__Required task__. Entries follow. Set all of them down as they stand.

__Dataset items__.
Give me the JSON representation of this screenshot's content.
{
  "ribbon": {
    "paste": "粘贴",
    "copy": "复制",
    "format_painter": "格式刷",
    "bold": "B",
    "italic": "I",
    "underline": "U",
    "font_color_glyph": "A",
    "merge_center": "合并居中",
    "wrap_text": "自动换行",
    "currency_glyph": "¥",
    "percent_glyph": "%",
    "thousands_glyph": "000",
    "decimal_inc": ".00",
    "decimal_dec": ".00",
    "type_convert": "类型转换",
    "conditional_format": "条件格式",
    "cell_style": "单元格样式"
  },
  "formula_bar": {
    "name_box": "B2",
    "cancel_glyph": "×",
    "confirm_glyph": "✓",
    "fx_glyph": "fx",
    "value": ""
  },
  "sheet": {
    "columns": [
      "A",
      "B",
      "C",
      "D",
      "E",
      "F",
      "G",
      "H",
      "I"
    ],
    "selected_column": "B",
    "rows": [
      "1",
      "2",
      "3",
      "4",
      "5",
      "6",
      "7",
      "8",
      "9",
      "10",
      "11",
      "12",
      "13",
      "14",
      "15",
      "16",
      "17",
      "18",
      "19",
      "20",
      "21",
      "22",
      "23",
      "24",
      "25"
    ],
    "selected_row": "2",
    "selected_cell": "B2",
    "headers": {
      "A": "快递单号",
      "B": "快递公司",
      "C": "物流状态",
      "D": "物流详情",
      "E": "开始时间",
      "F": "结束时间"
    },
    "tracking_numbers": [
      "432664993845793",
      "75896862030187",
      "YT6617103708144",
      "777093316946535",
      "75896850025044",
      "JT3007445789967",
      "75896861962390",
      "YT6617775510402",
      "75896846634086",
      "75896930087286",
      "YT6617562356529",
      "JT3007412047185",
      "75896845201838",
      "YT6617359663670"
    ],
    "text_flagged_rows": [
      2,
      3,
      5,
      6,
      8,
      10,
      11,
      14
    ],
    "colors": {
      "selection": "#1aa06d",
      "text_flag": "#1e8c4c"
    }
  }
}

__Exercise output__.
Give me the JSON representation of this screenshot's content.
{
  "ribbon": {
    "paste": "粘贴",
    "copy": "复制",
    "format_painter": "格式刷",
    "bold": "B",
    "italic": "I",
    "underline": "U",
    "font_color_glyph": "A",
    "merge_center": "合并居中",
    "wrap_text": "自动换行",
    "currency_glyph": "¥",
    "percent_glyph": "%",
    "thousands_glyph": "000",
    "decimal_inc": ".00",
    "decimal_dec": ".00",
    "type_convert": "类型转换",
    "conditional_format": "条件格式",
    "cell_style": "单元格样式"
  },
  "formula_bar": {
    "name_box": "B2",
    "cancel_glyph": "×",
    "confirm_glyph": "✓",
    "fx_glyph": "fx",
    "value": ""
  },
  "sheet": {
    "columns": [
      "A",
      "B",
      "C",
      "D",
      "E",
      "F",
      "G",
      "H",
      "I"
    ],
    "selected_column": "B",
    "rows": [
      "1",
      "2",
      "3",
      "4",
      "5",
      "6",
      "7",
      "8",
      "9",
      "10",
      "11",
      "12",
      "13",
      "14",
      "15",
      "16",
      "17",
      "18",
      "19",
      "20",
      "21",
      "22",
      "23",
      "24",
      "25"
    ],
    "selected_row": "2",
    "selected_cell": "B2",
    "headers": {
      "A": "快递单号",
      "B": "快递公司",
      "C": "物流状态",
      "D": "物流详情",
      "E": "开始时间",
      "F": "结束时间"
    },
    "tracking_numbers": [
      "432664993845793",
      "75896862030187",
      "YT6617103708144",
      "777093316946535",
      "75896850025044",
      "JT3007445789967",
      "75896861962390",
      "YT6617775510402",
      "75896846634086",
      "75896930087286",
      "YT6617562356529",
      "JT3007412047185",
      "75896845201838",
      "YT6617359663670"
    ],
    "text_flagged_rows": [
      2,
      3,
      5,
      6,
      8,
      10,
      11,
      14
    ],
    "colors": {
      "selection": "#1aa06d",
      "text_flag": "#1e8c4c"
    }
  }
}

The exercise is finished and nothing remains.